WHAT TO WORK ON:
Write out every record in full, exactly as written, please.

ITEMS:

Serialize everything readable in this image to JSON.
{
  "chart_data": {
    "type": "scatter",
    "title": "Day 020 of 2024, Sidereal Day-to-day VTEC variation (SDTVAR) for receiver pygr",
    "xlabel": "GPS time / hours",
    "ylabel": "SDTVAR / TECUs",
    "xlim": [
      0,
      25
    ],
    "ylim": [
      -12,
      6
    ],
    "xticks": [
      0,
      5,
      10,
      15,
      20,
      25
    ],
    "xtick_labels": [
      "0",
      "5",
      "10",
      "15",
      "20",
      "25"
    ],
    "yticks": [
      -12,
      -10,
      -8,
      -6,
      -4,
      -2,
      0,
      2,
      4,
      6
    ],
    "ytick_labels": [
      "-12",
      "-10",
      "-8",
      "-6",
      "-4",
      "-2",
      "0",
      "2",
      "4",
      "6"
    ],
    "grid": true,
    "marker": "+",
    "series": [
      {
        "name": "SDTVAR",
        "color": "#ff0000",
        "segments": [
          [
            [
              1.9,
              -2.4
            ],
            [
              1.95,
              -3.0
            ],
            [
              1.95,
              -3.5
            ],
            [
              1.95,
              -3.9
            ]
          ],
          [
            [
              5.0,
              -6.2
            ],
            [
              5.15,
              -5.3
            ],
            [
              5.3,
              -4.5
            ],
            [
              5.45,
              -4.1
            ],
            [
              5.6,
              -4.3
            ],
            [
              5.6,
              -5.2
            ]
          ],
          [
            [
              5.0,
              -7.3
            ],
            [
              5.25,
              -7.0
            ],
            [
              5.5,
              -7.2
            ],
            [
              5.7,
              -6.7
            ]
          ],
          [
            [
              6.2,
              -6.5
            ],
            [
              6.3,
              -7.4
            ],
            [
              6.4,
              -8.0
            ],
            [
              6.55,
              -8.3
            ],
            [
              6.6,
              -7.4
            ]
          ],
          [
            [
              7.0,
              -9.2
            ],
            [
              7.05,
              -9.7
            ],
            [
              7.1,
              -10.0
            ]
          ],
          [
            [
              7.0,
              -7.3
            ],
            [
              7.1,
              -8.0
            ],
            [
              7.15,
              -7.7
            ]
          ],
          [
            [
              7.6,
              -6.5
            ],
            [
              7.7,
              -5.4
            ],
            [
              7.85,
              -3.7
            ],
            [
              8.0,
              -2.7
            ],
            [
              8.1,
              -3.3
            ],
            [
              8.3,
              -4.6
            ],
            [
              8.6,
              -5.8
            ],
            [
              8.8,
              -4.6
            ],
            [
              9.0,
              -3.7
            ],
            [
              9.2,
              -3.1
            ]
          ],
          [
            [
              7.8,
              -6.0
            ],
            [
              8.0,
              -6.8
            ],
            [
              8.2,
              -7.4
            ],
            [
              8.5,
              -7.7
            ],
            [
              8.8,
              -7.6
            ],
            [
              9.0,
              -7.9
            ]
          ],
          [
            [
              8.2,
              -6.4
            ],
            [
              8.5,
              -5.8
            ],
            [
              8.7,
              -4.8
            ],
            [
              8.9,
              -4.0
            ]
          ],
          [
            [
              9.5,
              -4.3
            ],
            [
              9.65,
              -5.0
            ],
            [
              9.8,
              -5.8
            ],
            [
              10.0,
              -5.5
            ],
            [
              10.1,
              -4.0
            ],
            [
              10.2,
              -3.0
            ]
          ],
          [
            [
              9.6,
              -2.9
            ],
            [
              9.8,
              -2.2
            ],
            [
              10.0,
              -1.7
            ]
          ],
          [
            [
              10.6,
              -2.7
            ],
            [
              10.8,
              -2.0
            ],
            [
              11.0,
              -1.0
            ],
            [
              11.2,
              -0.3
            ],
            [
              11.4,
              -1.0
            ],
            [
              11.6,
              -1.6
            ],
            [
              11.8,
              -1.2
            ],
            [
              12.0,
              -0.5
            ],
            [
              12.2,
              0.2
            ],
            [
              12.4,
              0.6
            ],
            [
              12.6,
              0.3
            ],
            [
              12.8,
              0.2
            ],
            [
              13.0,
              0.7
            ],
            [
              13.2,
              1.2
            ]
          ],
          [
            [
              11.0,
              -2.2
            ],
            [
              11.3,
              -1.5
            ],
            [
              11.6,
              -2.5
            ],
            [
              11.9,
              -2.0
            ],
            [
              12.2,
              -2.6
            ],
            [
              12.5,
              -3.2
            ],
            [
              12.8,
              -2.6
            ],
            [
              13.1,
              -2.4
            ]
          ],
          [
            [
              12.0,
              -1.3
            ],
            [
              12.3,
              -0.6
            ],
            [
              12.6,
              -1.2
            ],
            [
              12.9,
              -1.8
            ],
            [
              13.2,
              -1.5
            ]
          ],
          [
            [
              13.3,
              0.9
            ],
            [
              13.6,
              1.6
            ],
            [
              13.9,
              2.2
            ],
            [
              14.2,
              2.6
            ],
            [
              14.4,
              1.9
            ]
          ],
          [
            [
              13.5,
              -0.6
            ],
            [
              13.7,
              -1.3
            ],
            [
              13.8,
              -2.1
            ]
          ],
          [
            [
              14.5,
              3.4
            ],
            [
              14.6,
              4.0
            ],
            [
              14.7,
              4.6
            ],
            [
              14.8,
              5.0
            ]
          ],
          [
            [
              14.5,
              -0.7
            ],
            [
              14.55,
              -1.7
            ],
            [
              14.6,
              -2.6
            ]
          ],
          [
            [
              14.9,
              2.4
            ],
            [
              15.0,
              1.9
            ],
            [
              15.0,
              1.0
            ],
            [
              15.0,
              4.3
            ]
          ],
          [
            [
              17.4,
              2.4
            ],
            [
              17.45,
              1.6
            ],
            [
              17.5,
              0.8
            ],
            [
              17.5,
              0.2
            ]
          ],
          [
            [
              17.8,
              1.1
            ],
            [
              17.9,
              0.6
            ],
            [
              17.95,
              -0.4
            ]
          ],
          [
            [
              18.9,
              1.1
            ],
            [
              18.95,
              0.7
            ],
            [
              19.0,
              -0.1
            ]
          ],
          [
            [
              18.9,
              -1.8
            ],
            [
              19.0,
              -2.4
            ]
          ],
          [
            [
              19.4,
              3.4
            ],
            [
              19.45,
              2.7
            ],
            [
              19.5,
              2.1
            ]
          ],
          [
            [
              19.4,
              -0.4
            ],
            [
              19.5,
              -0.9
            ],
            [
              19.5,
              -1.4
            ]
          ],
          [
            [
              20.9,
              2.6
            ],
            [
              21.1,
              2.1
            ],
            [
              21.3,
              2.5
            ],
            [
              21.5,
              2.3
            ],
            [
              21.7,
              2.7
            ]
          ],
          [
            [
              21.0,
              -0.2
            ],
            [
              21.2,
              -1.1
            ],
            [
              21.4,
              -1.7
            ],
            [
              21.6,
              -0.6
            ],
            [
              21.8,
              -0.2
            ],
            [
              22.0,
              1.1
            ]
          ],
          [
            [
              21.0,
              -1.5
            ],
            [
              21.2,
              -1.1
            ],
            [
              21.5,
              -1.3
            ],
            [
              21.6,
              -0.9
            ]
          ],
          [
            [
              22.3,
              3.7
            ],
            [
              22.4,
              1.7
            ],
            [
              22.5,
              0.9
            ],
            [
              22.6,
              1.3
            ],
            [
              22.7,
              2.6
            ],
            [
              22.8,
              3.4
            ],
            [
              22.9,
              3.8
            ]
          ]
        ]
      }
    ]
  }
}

COMPLETED EXERCISE:
Serialize everything readable in this image to JSON.
{
  "chart_data": {
    "type": "scatter",
    "title": "Day 020 of 2024, Sidereal Day-to-day VTEC variation (SDTVAR) for receiver pygr",
    "xlabel": "GPS time / hours",
    "ylabel": "SDTVAR / TECUs",
    "xlim": [
      0,
      25
    ],
    "ylim": [
      -12,
      6
    ],
    "xticks": [
      0,
      5,
      10,
      15,
      20,
      25
    ],
    "xtick_labels": [
      "0",
      "5",
      "10",
      "15",
      "20",
      "25"
    ],
    "yticks": [
      -12,
      -10,
      -8,
      -6,
      -4,
      -2,
      0,
      2,
      4,
      6
    ],
    "ytick_labels": [
      "-12",
      "-10",
      "-8",
      "-6",
      "-4",
      "-2",
      "0",
      "2",
      "4",
      "6"
    ],
    "grid": true,
    "marker": "+",
    "series": [
      {
        "name": "SDTVAR",
        "color": "#ff0000",
        "segments": [
          [
            [
              1.9,
              -2.4
            ],
            [
              1.95,
              -3.0
            ],
            [
              1.95,
              -3.5
            ],
            [
              1.95,
              -3.9
            ]
          ],
          [
            [
              5.0,
              -6.2
            ],
            [
              5.15,
              -5.3
            ],
            [
              5.3,
              -4.5
            ],
            [
              5.45,
              -4.1
            ],
            [
              5.6,
              -4.3
            ],
            [
              5.6,
              -5.2
            ]
          ],
          [
            [
              5.0,
              -7.3
            ],
            [
              5.25,
              -7.0
            ],
            [
              5.5,
              -7.2
            ],
            [
              5.7,
              -6.7
            ]
          ],
          [
            [
              6.2,
              -6.5
            ],
            [
              6.3,
              -7.4
            ],
            [
              6.4,
              -8.0
            ],
            [
              6.55,
              -8.3
            ],
            [
              6.6,
              -7.4
            ]
          ],
          [
            [
              7.0,
              -9.2
            ],
            [
              7.05,
              -9.7
            ],
            [
              7.1,
              -10.0
            ]
          ],
          [
            [
              7.0,
              -7.3
            ],
            [
              7.1,
              -8.0
            ],
            [
              7.15,
              -7.7
            ]
          ],
          [
            [
              7.6,
              -6.5
            ],
            [
              7.7,
              -5.4
            ],
            [
              7.85,
              -3.7
            ],
            [
              8.0,
              -2.7
            ],
            [
              8.1,
              -3.3
            ],
            [
              8.3,
              -4.6
            ],
            [
              8.6,
              -5.8
            ],
            [
              8.8,
              -4.6
            ],
            [
              9.0,
              -3.7
            ],
            [
              9.2,
              -3.1
            ]
          ],
          [
            [
              7.8,
              -6.0
            ],
            [
              8.0,
              -6.8
            ],
            [
              8.2,
              -7.4
            ],
            [
              8.5,
              -7.7
            ],
            [
              8.8,
              -7.6
            ],
            [
              9.0,
              -7.9
            ]
          ],
          [
            [
              8.2,
              -6.4
            ],
            [
              8.5,
              -5.8
            ],
            [
              8.7,
              -4.8
            ],
            [
              8.9,
              -4.0
            ]
          ],
          [
            [
              9.5,
              -4.3
            ],
            [
              9.65,
              -5.0
            ],
            [
              9.8,
              -5.8
            ],
            [
              10.0,
              -5.5
            ],
            [
              10.1,
              -4.0
            ],
            [
              10.2,
              -3.0
            ]
          ],
          [
            [
              9.6,
              -2.9
            ],
            [
              9.8,
              -2.2
            ],
            [
              10.0,
              -1.7
            ]
          ],
          [
            [
              10.6,
              -2.7
            ],
            [
              10.8,
              -2.0
            ],
            [
              11.0,
              -1.0
            ],
            [
              11.2,
              -0.3
            ],
            [
              11.4,
              -1.0
            ],
            [
              11.6,
              -1.6
            ],
            [
              11.8,
              -1.2
            ],
            [
              12.0,
              -0.5
            ],
            [
              12.2,
              0.2
            ],
            [
              12.4,
              0.6
            ],
            [
              12.6,
              0.3
            ],
            [
              12.8,
              0.2
            ],
            [
              13.0,
              0.7
            ],
            [
              13.2,
              1.2
            ]
          ],
          [
            [
              11.0,
              -2.2
            ],
            [
              11.3,
              -1.5
            ],
            [
              11.6,
              -2.5
            ],
            [
              11.9,
              -2.0
            ],
            [
              12.2,
              -2.6
            ],
            [
              12.5,
              -3.2
            ],
            [
              12.8,
              -2.6
            ],
            [
              13.1,
              -2.4
            ]
          ],
          [
            [
              12.0,
              -1.3
            ],
            [
              12.3,
              -0.6
            ],
            [
              12.6,
              -1.2
            ],
            [
              12.9,
              -1.8
            ],
            [
              13.2,
              -1.5
            ]
          ],
          [
            [
              13.3,
              0.9
            ],
            [
              13.6,
              1.6
            ],
            [
              13.9,
              2.2
            ],
            [
              14.2,
              2.6
            ],
            [
              14.4,
              1.9
            ]
          ],
          [
            [
              13.5,
              -0.6
            ],
            [
              13.7,
              -1.3
            ],
            [
              13.8,
              -2.1
            ]
          ],
          [
            [
              14.5,
              3.4
            ],
            [
              14.6,
              4.0
            ],
            [
              14.7,
              4.6
            ],
            [
              14.8,
              5.0
            ]
          ],
          [
            [
              14.5,
              -0.7
            ],
            [
              14.55,
              -1.7
            ],
            [
              14.6,
              -2.6
            ]
          ],
          [
            [
              14.9,
              2.4
            ],
            [
              15.0,
              1.9
            ],
            [
              15.0,
              1.0
            ],
            [
              15.0,
              4.3
            ]
          ],
          [
            [
              17.4,
              2.4
            ],
            [
              17.45,
              1.6
            ],
            [
              17.5,
              0.8
            ],
            [
              17.5,
              0.2
            ]
          ],
          [
            [
              17.8,
              1.1
            ],
            [
              17.9,
              0.6
            ],
            [
              17.95,
              -0.4
            ]
          ],
          [
            [
              18.9,
              1.1
            ],
            [
              18.95,
              0.7
            ],
            [
              19.0,
              -0.1
            ]
          ],
          [
            [
              18.9,
              -1.8
            ],
            [
              19.0,
              -2.4
            ]
          ],
          [
            [
              19.4,
              3.4
            ],
            [
              19.45,
              2.7
            ],
            [
              19.5,
              2.1
            ]
          ],
          [
            [
              19.4,
              -0.4
            ],
            [
              19.5,
              -0.9
            ],
            [
              19.5,
              -1.4
            ]
          ],
          [
            [
              20.9,
              2.6
            ],
            [
              21.1,
              2.1
            ],
            [
              21.3,
              2.5
            ],
            [
              21.5,
              2.3
            ],
            [
              21.7,
              2.7
            ]
          ],
          [
            [
              21.0,
              -0.2
            ],
            [
              21.2,
              -1.1
            ],
            [
              21.4,
              -1.7
            ],
            [
              21.6,
              -0.6
            ],
            [
              21.8,
              -0.2
            ],
            [
              22.0,
              1.1
            ]
          ],
          [
            [
              21.0,
              -1.5
            ],
            [
              21.2,
              -1.1
            ],
            [
              21.5,
              -1.3
            ],
            [
              21.6,
              -0.9
            ]
          ],
          [
            [
              22.3,
              3.7
            ],
            [
              22.4,
              1.7
            ],
            [
              22.5,
              0.9
            ],
            [
              22.6,
              1.3
            ],
            [
              22.7,
              2.6
            ],
            [
              22.8,
              3.4
            ],
            [
              22.9,
              3.8
            ]
          ]
        ]
      }
    ]
  }
}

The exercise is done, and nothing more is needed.